◆ Exercise prompt ◆
Every line must be returned precisely as it is written.

◆ Raw data ◆
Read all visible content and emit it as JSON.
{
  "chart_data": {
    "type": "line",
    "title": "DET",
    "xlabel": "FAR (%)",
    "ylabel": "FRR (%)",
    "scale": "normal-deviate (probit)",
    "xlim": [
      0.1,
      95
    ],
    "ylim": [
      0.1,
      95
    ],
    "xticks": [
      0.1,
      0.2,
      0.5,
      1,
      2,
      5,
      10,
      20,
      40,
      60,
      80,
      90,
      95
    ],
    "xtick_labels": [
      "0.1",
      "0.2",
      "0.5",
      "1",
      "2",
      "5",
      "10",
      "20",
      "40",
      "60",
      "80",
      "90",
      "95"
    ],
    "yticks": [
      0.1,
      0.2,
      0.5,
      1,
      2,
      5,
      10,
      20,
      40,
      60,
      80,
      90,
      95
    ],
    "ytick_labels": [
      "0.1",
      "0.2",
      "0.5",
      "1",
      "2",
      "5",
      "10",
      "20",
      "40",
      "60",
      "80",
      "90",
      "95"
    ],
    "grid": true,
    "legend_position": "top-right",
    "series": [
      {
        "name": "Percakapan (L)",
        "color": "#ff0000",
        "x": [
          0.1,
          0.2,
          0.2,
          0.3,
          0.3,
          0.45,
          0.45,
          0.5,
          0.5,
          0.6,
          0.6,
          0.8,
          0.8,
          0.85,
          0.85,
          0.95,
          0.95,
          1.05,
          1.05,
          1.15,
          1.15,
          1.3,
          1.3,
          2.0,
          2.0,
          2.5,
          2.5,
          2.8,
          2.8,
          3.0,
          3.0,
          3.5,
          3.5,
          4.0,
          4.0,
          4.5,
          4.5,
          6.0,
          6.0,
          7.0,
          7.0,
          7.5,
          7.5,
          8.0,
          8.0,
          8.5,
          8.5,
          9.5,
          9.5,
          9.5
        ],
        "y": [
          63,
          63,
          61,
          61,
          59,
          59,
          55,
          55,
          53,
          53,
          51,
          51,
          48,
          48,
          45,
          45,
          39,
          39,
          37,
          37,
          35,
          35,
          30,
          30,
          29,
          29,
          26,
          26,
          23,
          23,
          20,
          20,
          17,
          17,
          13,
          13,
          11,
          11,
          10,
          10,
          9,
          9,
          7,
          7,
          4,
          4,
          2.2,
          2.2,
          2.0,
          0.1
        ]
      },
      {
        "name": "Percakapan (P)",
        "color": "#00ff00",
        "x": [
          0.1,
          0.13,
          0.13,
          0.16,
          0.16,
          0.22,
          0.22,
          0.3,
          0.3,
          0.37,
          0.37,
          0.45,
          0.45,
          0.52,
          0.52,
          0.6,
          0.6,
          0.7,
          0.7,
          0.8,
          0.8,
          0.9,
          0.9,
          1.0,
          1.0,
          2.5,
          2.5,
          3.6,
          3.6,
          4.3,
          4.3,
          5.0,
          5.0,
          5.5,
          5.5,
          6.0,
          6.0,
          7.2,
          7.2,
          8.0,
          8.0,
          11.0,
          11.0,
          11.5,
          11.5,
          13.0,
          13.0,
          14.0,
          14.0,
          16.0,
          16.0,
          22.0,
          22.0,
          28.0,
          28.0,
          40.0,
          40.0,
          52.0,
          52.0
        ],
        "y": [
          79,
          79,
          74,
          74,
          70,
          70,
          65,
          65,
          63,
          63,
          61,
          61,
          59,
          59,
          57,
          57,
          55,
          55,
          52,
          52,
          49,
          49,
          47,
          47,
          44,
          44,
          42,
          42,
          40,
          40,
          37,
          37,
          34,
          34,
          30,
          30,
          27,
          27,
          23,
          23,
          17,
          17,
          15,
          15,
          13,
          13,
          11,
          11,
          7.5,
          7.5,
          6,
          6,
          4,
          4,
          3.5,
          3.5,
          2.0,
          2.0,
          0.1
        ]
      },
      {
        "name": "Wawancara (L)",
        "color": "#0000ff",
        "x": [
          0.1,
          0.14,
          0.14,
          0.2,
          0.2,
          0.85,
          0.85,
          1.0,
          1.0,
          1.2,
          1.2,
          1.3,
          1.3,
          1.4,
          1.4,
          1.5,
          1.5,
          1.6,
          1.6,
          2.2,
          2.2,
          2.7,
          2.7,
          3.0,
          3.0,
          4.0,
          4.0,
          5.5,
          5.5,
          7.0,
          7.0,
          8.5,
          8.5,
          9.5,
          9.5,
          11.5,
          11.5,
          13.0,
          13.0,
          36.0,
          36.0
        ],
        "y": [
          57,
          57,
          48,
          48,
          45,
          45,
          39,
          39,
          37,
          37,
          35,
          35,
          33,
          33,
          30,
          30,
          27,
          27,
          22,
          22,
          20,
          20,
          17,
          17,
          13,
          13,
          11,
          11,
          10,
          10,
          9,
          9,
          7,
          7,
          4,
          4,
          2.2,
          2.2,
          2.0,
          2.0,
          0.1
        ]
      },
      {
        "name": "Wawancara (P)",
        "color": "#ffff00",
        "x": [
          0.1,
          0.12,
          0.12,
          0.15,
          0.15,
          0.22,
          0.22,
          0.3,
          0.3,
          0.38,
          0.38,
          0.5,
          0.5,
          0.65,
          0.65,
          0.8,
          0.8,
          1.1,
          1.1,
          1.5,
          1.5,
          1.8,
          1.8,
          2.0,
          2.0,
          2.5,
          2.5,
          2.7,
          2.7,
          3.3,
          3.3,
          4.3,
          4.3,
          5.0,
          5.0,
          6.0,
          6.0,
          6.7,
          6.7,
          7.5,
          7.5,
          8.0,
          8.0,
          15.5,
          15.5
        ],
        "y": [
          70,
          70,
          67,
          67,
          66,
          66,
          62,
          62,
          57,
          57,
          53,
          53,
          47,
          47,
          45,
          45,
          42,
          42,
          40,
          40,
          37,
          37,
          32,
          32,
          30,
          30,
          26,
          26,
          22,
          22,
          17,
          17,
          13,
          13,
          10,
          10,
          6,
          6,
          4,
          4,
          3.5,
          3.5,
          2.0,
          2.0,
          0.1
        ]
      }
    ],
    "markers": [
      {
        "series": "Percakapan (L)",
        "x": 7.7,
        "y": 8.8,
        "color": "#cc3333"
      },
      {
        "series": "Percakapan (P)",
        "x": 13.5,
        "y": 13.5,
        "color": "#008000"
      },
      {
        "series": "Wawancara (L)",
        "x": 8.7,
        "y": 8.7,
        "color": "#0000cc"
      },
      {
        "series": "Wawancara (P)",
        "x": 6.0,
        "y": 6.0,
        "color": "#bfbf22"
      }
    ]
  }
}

◆ Reply to the task ◆
Read all visible content and emit it as JSON.
{
  "chart_data": {
    "type": "line",
    "title": "DET",
    "xlabel": "FAR (%)",
    "ylabel": "FRR (%)",
    "scale": "normal-deviate (probit)",
    "xlim": [
      0.1,
      95
    ],
    "ylim": [
      0.1,
      95
    ],
    "xticks": [
      0.1,
      0.2,
      0.5,
      1,
      2,
      5,
      10,
      20,
      40,
      60,
      80,
      90,
      95
    ],
    "xtick_labels": [
      "0.1",
      "0.2",
      "0.5",
      "1",
      "2",
      "5",
      "10",
      "20",
      "40",
      "60",
      "80",
      "90",
      "95"
    ],
    "yticks": [
      0.1,
      0.2,
      0.5,
      1,
      2,
      5,
      10,
      20,
      40,
      60,
      80,
      90,
      95
    ],
    "ytick_labels": [
      "0.1",
      "0.2",
      "0.5",
      "1",
      "2",
      "5",
      "10",
      "20",
      "40",
      "60",
      "80",
      "90",
      "95"
    ],
    "grid": true,
    "legend_position": "top-right",
    "series": [
      {
        "name": "Percakapan (L)",
        "color": "#ff0000",
        "x": [
          0.1,
          0.2,
          0.2,
          0.3,
          0.3,
          0.45,
          0.45,
          0.5,
          0.5,
          0.6,
          0.6,
          0.8,
          0.8,
          0.85,
          0.85,
          0.95,
          0.95,
          1.05,
          1.05,
          1.15,
          1.15,
          1.3,
          1.3,
          2.0,
          2.0,
          2.5,
          2.5,
          2.8,
          2.8,
          3.0,
          3.0,
          3.5,
          3.5,
          4.0,
          4.0,
          4.5,
          4.5,
          6.0,
          6.0,
          7.0,
          7.0,
          7.5,
          7.5,
          8.0,
          8.0,
          8.5,
          8.5,
          9.5,
          9.5,
          9.5
        ],
        "y": [
          63,
          63,
          61,
          61,
          59,
          59,
          55,
          55,
          53,
          53,
          51,
          51,
          48,
          48,
          45,
          45,
          39,
          39,
          37,
          37,
          35,
          35,
          30,
          30,
          29,
          29,
          26,
          26,
          23,
          23,
          20,
          20,
          17,
          17,
          13,
          13,
          11,
          11,
          10,
          10,
          9,
          9,
          7,
          7,
          4,
          4,
          2.2,
          2.2,
          2.0,
          0.1
        ]
      },
      {
        "name": "Percakapan (P)",
        "color": "#00ff00",
        "x": [
          0.1,
          0.13,
          0.13,
          0.16,
          0.16,
          0.22,
          0.22,
          0.3,
          0.3,
          0.37,
          0.37,
          0.45,
          0.45,
          0.52,
          0.52,
          0.6,
          0.6,
          0.7,
          0.7,
          0.8,
          0.8,
          0.9,
          0.9,
          1.0,
          1.0,
          2.5,
          2.5,
          3.6,
          3.6,
          4.3,
          4.3,
          5.0,
          5.0,
          5.5,
          5.5,
          6.0,
          6.0,
          7.2,
          7.2,
          8.0,
          8.0,
          11.0,
          11.0,
          11.5,
          11.5,
          13.0,
          13.0,
          14.0,
          14.0,
          16.0,
          16.0,
          22.0,
          22.0,
          28.0,
          28.0,
          40.0,
          40.0,
          52.0,
          52.0
        ],
        "y": [
          79,
          79,
          74,
          74,
          70,
          70,
          65,
          65,
          63,
          63,
          61,
          61,
          59,
          59,
          57,
          57,
          55,
          55,
          52,
          52,
          49,
          49,
          47,
          47,
          44,
          44,
          42,
          42,
          40,
          40,
          37,
          37,
          34,
          34,
          30,
          30,
          27,
          27,
          23,
          23,
          17,
          17,
          15,
          15,
          13,
          13,
          11,
          11,
          7.5,
          7.5,
          6,
          6,
          4,
          4,
          3.5,
          3.5,
          2.0,
          2.0,
          0.1
        ]
      },
      {
        "name": "Wawancara (L)",
        "color": "#0000ff",
        "x": [
          0.1,
          0.14,
          0.14,
          0.2,
          0.2,
          0.85,
          0.85,
          1.0,
          1.0,
          1.2,
          1.2,
          1.3,
          1.3,
          1.4,
          1.4,
          1.5,
          1.5,
          1.6,
          1.6,
          2.2,
          2.2,
          2.7,
          2.7,
          3.0,
          3.0,
          4.0,
          4.0,
          5.5,
          5.5,
          7.0,
          7.0,
          8.5,
          8.5,
          9.5,
          9.5,
          11.5,
          11.5,
          13.0,
          13.0,
          36.0,
          36.0
        ],
        "y": [
          57,
          57,
          48,
          48,
          45,
          45,
          39,
          39,
          37,
          37,
          35,
          35,
          33,
          33,
          30,
          30,
          27,
          27,
          22,
          22,
          20,
          20,
          17,
          17,
          13,
          13,
          11,
          11,
          10,
          10,
          9,
          9,
          7,
          7,
          4,
          4,
          2.2,
          2.2,
          2.0,
          2.0,
          0.1
        ]
      },
      {
        "name": "Wawancara (P)",
        "color": "#ffff00",
        "x": [
          0.1,
          0.12,
          0.12,
          0.15,
          0.15,
          0.22,
          0.22,
          0.3,
          0.3,
          0.38,
          0.38,
          0.5,
          0.5,
          0.65,
          0.65,
          0.8,
          0.8,
          1.1,
          1.1,
          1.5,
          1.5,
          1.8,
          1.8,
          2.0,
          2.0,
          2.5,
          2.5,
          2.7,
          2.7,
          3.3,
          3.3,
          4.3,
          4.3,
          5.0,
          5.0,
          6.0,
          6.0,
          6.7,
          6.7,
          7.5,
          7.5,
          8.0,
          8.0,
          15.5,
          15.5
        ],
        "y": [
          70,
          70,
          67,
          67,
          66,
          66,
          62,
          62,
          57,
          57,
          53,
          53,
          47,
          47,
          45,
          45,
          42,
          42,
          40,
          40,
          37,
          37,
          32,
          32,
          30,
          30,
          26,
          26,
          22,
          22,
          17,
          17,
          13,
          13,
          10,
          10,
          6,
          6,
          4,
          4,
          3.5,
          3.5,
          2.0,
          2.0,
          0.1
        ]
      }
    ],
    "markers": [
      {
        "series": "Percakapan (L)",
        "x": 7.7,
        "y": 8.8,
        "color": "#cc3333"
      },
      {
        "series": "Percakapan (P)",
        "x": 13.5,
        "y": 13.5,
        "color": "#008000"
      },
      {
        "series": "Wawancara (L)",
        "x": 8.7,
        "y": 8.7,
        "color": "#0000cc"
      },
      {
        "series": "Wawancara (P)",
        "x": 6.0,
        "y": 6.0,
        "color": "#bfbf22"
      }
    ]
  }
}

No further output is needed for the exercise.